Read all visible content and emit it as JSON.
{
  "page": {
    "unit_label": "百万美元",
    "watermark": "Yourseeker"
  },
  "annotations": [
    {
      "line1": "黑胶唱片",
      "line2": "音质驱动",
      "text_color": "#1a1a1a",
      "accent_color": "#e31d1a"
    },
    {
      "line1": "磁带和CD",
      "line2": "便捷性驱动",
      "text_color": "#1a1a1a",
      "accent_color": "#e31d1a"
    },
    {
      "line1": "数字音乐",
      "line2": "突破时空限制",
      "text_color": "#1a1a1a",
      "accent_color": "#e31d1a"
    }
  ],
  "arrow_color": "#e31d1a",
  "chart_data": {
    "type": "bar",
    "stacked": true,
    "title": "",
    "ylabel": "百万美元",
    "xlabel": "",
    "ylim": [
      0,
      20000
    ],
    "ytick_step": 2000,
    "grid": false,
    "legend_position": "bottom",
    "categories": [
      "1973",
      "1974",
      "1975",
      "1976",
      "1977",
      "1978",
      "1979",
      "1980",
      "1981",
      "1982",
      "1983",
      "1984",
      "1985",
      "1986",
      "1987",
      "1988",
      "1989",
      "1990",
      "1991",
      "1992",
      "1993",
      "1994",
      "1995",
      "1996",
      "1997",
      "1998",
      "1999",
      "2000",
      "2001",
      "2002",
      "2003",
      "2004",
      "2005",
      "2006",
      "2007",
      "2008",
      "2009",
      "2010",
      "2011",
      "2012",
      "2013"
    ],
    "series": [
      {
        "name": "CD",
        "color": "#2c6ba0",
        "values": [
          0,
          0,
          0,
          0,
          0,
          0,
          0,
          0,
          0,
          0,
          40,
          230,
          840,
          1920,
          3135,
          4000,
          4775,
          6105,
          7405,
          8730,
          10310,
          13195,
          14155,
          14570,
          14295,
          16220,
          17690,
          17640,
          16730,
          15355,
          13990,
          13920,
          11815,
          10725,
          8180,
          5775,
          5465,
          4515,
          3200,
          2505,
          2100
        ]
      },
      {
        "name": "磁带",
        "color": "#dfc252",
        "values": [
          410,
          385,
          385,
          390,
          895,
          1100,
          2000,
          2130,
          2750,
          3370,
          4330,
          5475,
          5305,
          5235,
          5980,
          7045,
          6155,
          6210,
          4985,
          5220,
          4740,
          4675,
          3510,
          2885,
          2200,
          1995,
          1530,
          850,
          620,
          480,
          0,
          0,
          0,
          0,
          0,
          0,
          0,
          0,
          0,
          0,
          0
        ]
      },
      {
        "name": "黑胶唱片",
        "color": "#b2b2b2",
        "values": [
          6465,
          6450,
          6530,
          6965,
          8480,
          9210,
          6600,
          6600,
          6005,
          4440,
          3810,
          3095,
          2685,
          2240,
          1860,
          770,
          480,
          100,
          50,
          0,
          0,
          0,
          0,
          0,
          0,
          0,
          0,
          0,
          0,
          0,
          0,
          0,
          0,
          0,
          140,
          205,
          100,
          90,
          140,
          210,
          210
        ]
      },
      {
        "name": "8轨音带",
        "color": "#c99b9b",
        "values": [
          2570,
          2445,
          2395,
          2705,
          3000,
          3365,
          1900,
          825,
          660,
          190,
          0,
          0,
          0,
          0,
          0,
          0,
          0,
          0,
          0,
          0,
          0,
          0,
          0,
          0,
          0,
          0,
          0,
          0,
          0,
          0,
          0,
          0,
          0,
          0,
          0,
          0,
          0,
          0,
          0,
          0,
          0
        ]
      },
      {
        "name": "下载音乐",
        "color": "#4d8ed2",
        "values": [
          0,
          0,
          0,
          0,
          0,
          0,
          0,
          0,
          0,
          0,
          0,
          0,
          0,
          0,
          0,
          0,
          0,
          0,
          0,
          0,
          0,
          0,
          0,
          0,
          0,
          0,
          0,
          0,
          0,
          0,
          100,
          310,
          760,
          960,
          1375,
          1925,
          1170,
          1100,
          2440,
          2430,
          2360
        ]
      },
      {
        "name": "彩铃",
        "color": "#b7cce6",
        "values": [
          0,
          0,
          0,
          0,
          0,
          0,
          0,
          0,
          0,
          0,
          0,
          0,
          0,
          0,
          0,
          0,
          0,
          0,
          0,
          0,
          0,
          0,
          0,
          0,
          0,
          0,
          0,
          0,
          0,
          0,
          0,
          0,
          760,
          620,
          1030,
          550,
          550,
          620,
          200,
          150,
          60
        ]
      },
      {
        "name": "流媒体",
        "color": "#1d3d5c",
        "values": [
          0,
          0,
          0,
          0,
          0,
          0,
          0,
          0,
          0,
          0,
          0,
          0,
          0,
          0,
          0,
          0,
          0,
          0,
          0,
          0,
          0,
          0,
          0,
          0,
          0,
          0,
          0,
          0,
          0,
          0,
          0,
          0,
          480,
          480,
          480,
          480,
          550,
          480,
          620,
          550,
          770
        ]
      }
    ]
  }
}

□ □ □ □ □

→ **What is being asked**
Please quote the data above in full, with no line missing.

→ **Written solution**
Read all visible content and emit it as JSON.
{
  "page": {
    "unit_label": "百万美元",
    "watermark": "Yourseeker"
  },
  "annotations": [
    {
      "line1": "黑胶唱片",
      "line2": "音质驱动",
      "text_color": "#1a1a1a",
      "accent_color": "#e31d1a"
    },
    {
      "line1": "磁带和CD",
      "line2": "便捷性驱动",
      "text_color": "#1a1a1a",
      "accent_color": "#e31d1a"
    },
    {
      "line1": "数字音乐",
      "line2": "突破时空限制",
      "text_color": "#1a1a1a",
      "accent_color": "#e31d1a"
    }
  ],
  "arrow_color": "#e31d1a",
  "chart_data": {
    "type": "bar",
    "stacked": true,
    "title": "",
    "ylabel": "百万美元",
    "xlabel": "",
    "ylim": [
      0,
      20000
    ],
    "ytick_step": 2000,
    "grid": false,
    "legend_position": "bottom",
    "categories": [
      "1973",
      "1974",
      "1975",
      "1976",
      "1977",
      "1978",
      "1979",
      "1980",
      "1981",
      "1982",
      "1983",
      "1984",
      "1985",
      "1986",
      "1987",
      "1988",
      "1989",
      "1990",
      "1991",
      "1992",
      "1993",
      "1994",
      "1995",
      "1996",
      "1997",
      "1998",
      "1999",
      "2000",
      "2001",
      "2002",
      "2003",
      "2004",
      "2005",
      "2006",
      "2007",
      "2008",
      "2009",
      "2010",
      "2011",
      "2012",
      "2013"
    ],
    "series": [
      {
        "name": "CD",
        "color": "#2c6ba0",
        "values": [
          0,
          0,
          0,
          0,
          0,
          0,
          0,
          0,
          0,
          0,
          40,
          230,
          840,
          1920,
          3135,
          4000,
          4775,
          6105,
          7405,
          8730,
          10310,
          13195,
          14155,
          14570,
          14295,
          16220,
          17690,
          17640,
          16730,
          15355,
          13990,
          13920,
          11815,
          10725,
          8180,
          5775,
          5465,
          4515,
          3200,
          2505,
          2100
        ]
      },
      {
        "name": "磁带",
        "color": "#dfc252",
        "values": [
          410,
          385,
          385,
          390,
          895,
          1100,
          2000,
          2130,
          2750,
          3370,
          4330,
          5475,
          5305,
          5235,
          5980,
          7045,
          6155,
          6210,
          4985,
          5220,
          4740,
          4675,
          3510,
          2885,
          2200,
          1995,
          1530,
          850,
          620,
          480,
          0,
          0,
          0,
          0,
          0,
          0,
          0,
          0,
          0,
          0,
          0
        ]
      },
      {
        "name": "黑胶唱片",
        "color": "#b2b2b2",
        "values": [
          6465,
          6450,
          6530,
          6965,
          8480,
          9210,
          6600,
          6600,
          6005,
          4440,
          3810,
          3095,
          2685,
          2240,
          1860,
          770,
          480,
          100,
          50,
          0,
          0,
          0,
          0,
          0,
          0,
          0,
          0,
          0,
          0,
          0,
          0,
          0,
          0,
          0,
          140,
          205,
          100,
          90,
          140,
          210,
          210
        ]
      },
      {
        "name": "8轨音带",
        "color": "#c99b9b",
        "values": [
          2570,
          2445,
          2395,
          2705,
          3000,
          3365,
          1900,
          825,
          660,
          190,
          0,
          0,
          0,
          0,
          0,
          0,
          0,
          0,
          0,
          0,
          0,
          0,
          0,
          0,
          0,
          0,
          0,
          0,
          0,
          0,
          0,
          0,
          0,
          0,
          0,
          0,
          0,
          0,
          0,
          0,
          0
        ]
      },
      {
        "name": "下载音乐",
        "color": "#4d8ed2",
        "values": [
          0,
          0,
          0,
          0,
          0,
          0,
          0,
          0,
          0,
          0,
          0,
          0,
          0,
          0,
          0,
          0,
          0,
          0,
          0,
          0,
          0,
          0,
          0,
          0,
          0,
          0,
          0,
          0,
          0,
          0,
          100,
          310,
          760,
          960,
          1375,
          1925,
          1170,
          1100,
          2440,
          2430,
          2360
        ]
      },
      {
        "name": "彩铃",
        "color": "#b7cce6",
        "values": [
          0,
          0,
          0,
          0,
          0,
          0,
          0,
          0,
          0,
          0,
          0,
          0,
          0,
          0,
          0,
          0,
          0,
          0,
          0,
          0,
          0,
          0,
          0,
          0,
          0,
          0,
          0,
          0,
          0,
          0,
          0,
          0,
          760,
          620,
          1030,
          550,
          550,
          620,
          200,
          150,
          60
        ]
      },
      {
        "name": "流媒体",
        "color": "#1d3d5c",
        "values": [
          0,
          0,
          0,
          0,
          0,
          0,
          0,
          0,
          0,
          0,
          0,
          0,
          0,
          0,
          0,
          0,
          0,
          0,
          0,
          0,
          0,
          0,
          0,
          0,
          0,
          0,
          0,
          0,
          0,
          0,
          0,
          0,
          480,
          480,
          480,
          480,
          550,
          480,
          620,
          550,
          770
        ]
      }
    ]
  }
}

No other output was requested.